▼▼▼

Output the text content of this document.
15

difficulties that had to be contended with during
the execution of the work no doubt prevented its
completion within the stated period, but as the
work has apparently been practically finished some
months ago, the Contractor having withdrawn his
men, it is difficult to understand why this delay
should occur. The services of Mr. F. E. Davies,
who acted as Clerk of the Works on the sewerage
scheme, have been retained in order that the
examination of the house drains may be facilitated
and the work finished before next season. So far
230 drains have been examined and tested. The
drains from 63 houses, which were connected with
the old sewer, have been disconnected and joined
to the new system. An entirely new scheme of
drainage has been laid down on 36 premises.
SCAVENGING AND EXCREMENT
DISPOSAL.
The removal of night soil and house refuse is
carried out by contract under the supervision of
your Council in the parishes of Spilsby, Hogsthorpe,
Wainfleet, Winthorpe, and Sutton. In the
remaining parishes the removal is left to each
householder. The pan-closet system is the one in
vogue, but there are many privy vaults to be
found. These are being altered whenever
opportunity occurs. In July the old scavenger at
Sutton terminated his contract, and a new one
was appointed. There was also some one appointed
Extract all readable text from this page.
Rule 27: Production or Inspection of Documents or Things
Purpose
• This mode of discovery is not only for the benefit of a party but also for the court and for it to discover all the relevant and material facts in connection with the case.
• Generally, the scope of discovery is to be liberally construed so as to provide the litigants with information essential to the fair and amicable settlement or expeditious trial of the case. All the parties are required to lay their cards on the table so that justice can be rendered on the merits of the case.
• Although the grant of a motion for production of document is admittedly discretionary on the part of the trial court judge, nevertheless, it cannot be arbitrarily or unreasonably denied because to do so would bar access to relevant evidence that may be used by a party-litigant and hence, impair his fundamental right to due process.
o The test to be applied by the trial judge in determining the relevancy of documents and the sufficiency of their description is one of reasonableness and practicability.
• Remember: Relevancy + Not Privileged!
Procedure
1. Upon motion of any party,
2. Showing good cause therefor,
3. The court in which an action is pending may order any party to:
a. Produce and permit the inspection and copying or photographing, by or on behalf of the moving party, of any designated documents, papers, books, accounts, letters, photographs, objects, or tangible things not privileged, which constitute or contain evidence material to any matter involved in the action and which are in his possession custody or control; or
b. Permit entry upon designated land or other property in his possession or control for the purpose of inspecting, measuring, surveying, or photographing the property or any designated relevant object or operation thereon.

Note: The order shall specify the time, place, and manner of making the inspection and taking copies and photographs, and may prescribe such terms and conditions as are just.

▲▲▲

:: What is being asked ::
Copy each line of the listing in which the word "their" can be found.

:: Worked answer ::
• Generally, the scope of discovery is to be liberally construed so as to provide the litigants with information essential to the fair and amicable settlement or expeditious trial of the case. All the parties are required to lay their cards on the table so that justice can be rendered on the merits of the case.
o The test to be applied by the trial judge in determining the relevancy of documents and the sufficiency of their description is one of reasonableness and practicability.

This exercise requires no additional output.